Pictures stay out of your copy, but everything else in the records below must be repeated exactly.
[Start]
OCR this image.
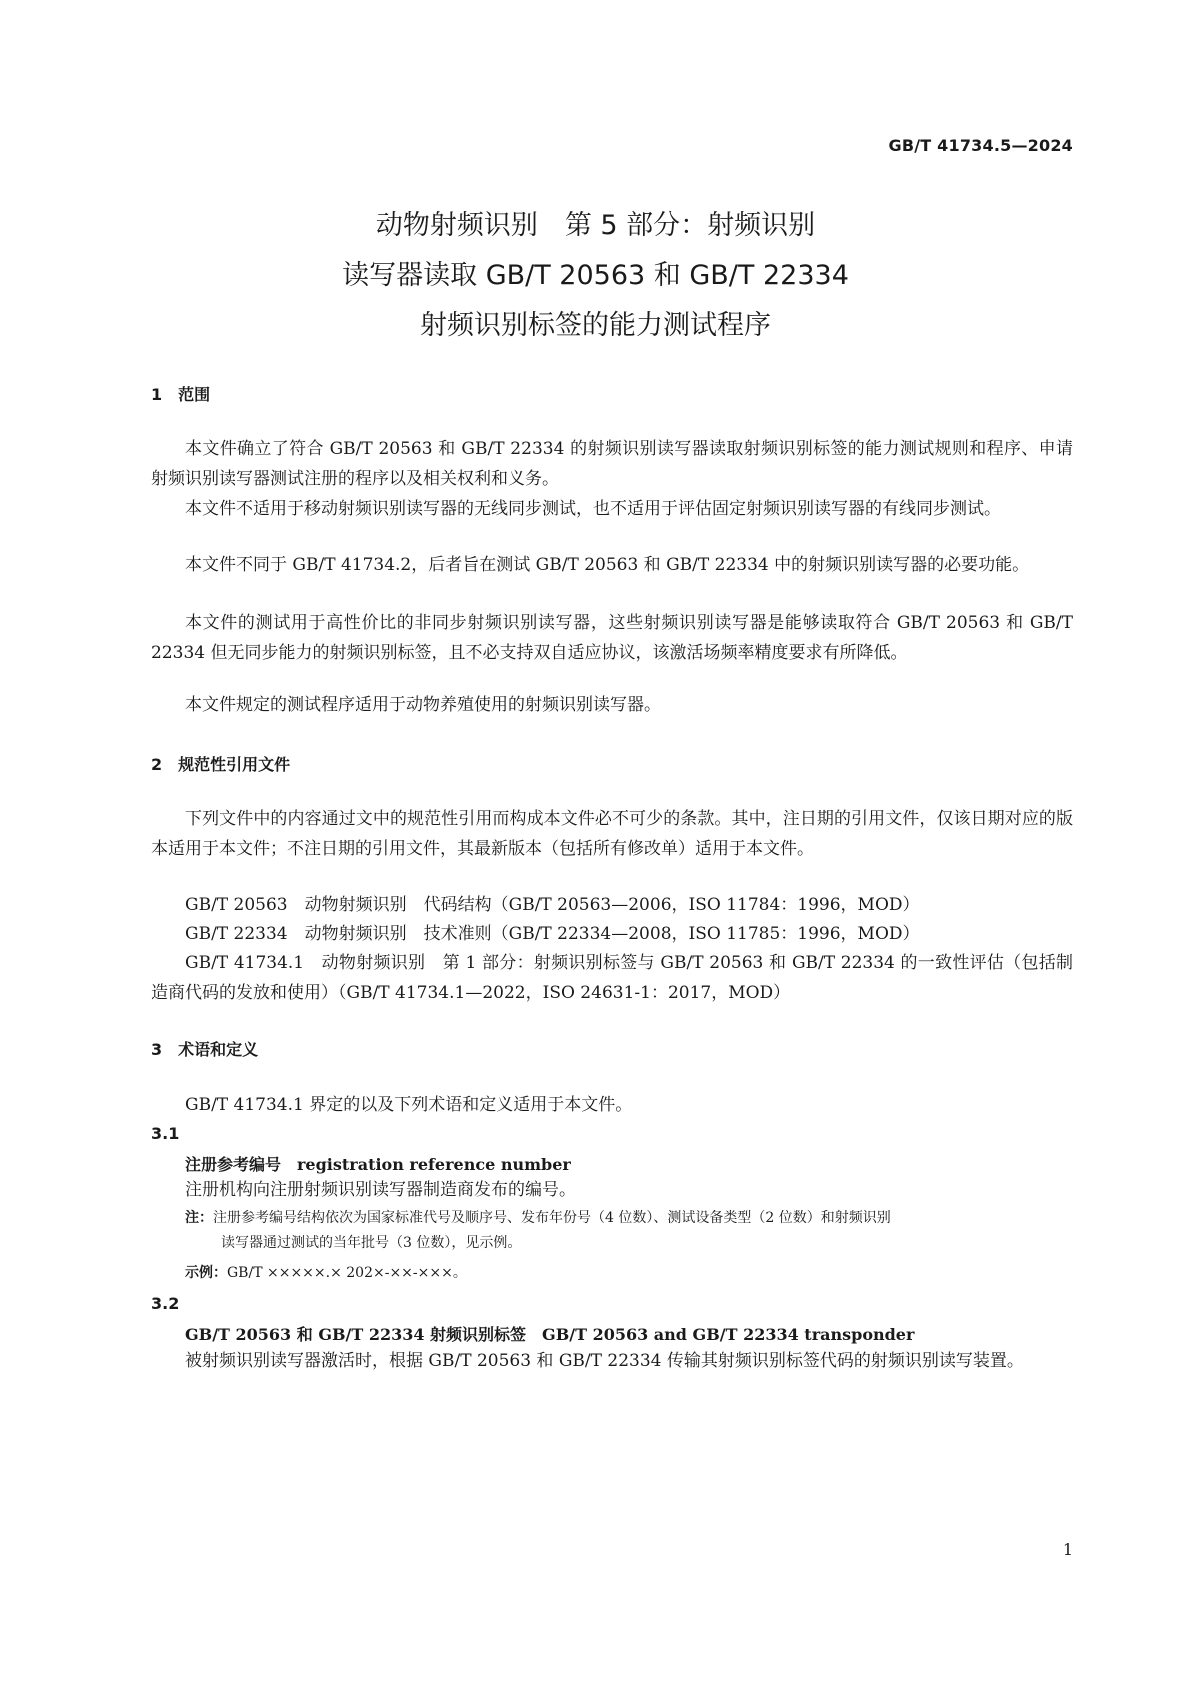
GB/T 41734.5—2024
动物射频识别　第 5 部分：射频识别
读写器读取 GB/T 20563 和 GB/T 22334
射频识别标签的能力测试程序
1　范围
本文件确立了符合 GB/T 20563 和 GB/T 22334 的射频识别读写器读取射频识别标签的能力测试规则和程序、申请射频识别读写器测试注册的程序以及相关权利和义务。
本文件不适用于移动射频识别读写器的无线同步测试，也不适用于评估固定射频识别读写器的有线同步测试。
本文件不同于 GB/T 41734.2，后者旨在测试 GB/T 20563 和 GB/T 22334 中的射频识别读写器的必要功能。
本文件的测试用于高性价比的非同步射频识别读写器，这些射频识别读写器是能够读取符合 GB/T 20563 和 GB/T 22334 但无同步能力的射频识别标签，且不必支持双自适应协议，该激活场频率精度要求有所降低。
本文件规定的测试程序适用于动物养殖使用的射频识别读写器。
2　规范性引用文件
下列文件中的内容通过文中的规范性引用而构成本文件必不可少的条款。其中，注日期的引用文件，仅该日期对应的版本适用于本文件；不注日期的引用文件，其最新版本（包括所有修改单）适用于本文件。
GB/T 20563　动物射频识别　代码结构（GB/T 20563—2006，ISO 11784：1996，MOD）
GB/T 22334　动物射频识别　技术准则（GB/T 22334—2008，ISO 11785：1996，MOD）
GB/T 41734.1　动物射频识别　第 1 部分：射频识别标签与 GB/T 20563 和 GB/T 22334 的一致性评估（包括制造商代码的发放和使用）（GB/T 41734.1—2022，ISO 24631-1：2017，MOD）
3　术语和定义
GB/T 41734.1 界定的以及下列术语和定义适用于本文件。
3.1
注册参考编号　registration reference number
注册机构向注册射频识别读写器制造商发布的编号。
注：注册参考编号结构依次为国家标准代号及顺序号、发布年份号（4 位数）、测试设备类型（2 位数）和射频识别
读写器通过测试的当年批号（3 位数），见示例。
示例：GB/T ×××××.× 202×-××-×××。
3.2
GB/T 20563 和 GB/T 22334 射频识别标签　GB/T 20563 and GB/T 22334 transponder
被射频识别读写器激活时，根据 GB/T 20563 和 GB/T 22334 传输其射频识别标签代码的射频识别读写装置。
1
[End]
WRITTEN REPLY ->
OCR this image.
GB/T 41734.5—2024
动物射频识别　第 5 部分：射频识别
读写器读取 GB/T 20563 和 GB/T 22334
射频识别标签的能力测试程序
1　范围
本文件确立了符合 GB/T 20563 和 GB/T 22334 的射频识别读写器读取射频识别标签的能力测试规则和程序、申请射频识别读写器测试注册的程序以及相关权利和义务。
本文件不适用于移动射频识别读写器的无线同步测试，也不适用于评估固定射频识别读写器的有线同步测试。
本文件不同于 GB/T 41734.2，后者旨在测试 GB/T 20563 和 GB/T 22334 中的射频识别读写器的必要功能。
本文件的测试用于高性价比的非同步射频识别读写器，这些射频识别读写器是能够读取符合 GB/T 20563 和 GB/T 22334 但无同步能力的射频识别标签，且不必支持双自适应协议，该激活场频率精度要求有所降低。
本文件规定的测试程序适用于动物养殖使用的射频识别读写器。
2　规范性引用文件
下列文件中的内容通过文中的规范性引用而构成本文件必不可少的条款。其中，注日期的引用文件，仅该日期对应的版本适用于本文件；不注日期的引用文件，其最新版本（包括所有修改单）适用于本文件。
GB/T 20563　动物射频识别　代码结构（GB/T 20563—2006，ISO 11784：1996，MOD）
GB/T 22334　动物射频识别　技术准则（GB/T 22334—2008，ISO 11785：1996，MOD）
GB/T 41734.1　动物射频识别　第 1 部分：射频识别标签与 GB/T 20563 和 GB/T 22334 的一致性评估（包括制造商代码的发放和使用）（GB/T 41734.1—2022，ISO 24631-1：2017，MOD）
3　术语和定义
GB/T 41734.1 界定的以及下列术语和定义适用于本文件。
3.1
注册参考编号　registration reference number
注册机构向注册射频识别读写器制造商发布的编号。
注：注册参考编号结构依次为国家标准代号及顺序号、发布年份号（4 位数）、测试设备类型（2 位数）和射频识别
读写器通过测试的当年批号（3 位数），见示例。
示例：GB/T ×××××.× 202×-××-×××。
3.2
GB/T 20563 和 GB/T 22334 射频识别标签　GB/T 20563 and GB/T 22334 transponder
被射频识别读写器激活时，根据 GB/T 20563 和 GB/T 22334 传输其射频识别标签代码的射频识别读写装置。
1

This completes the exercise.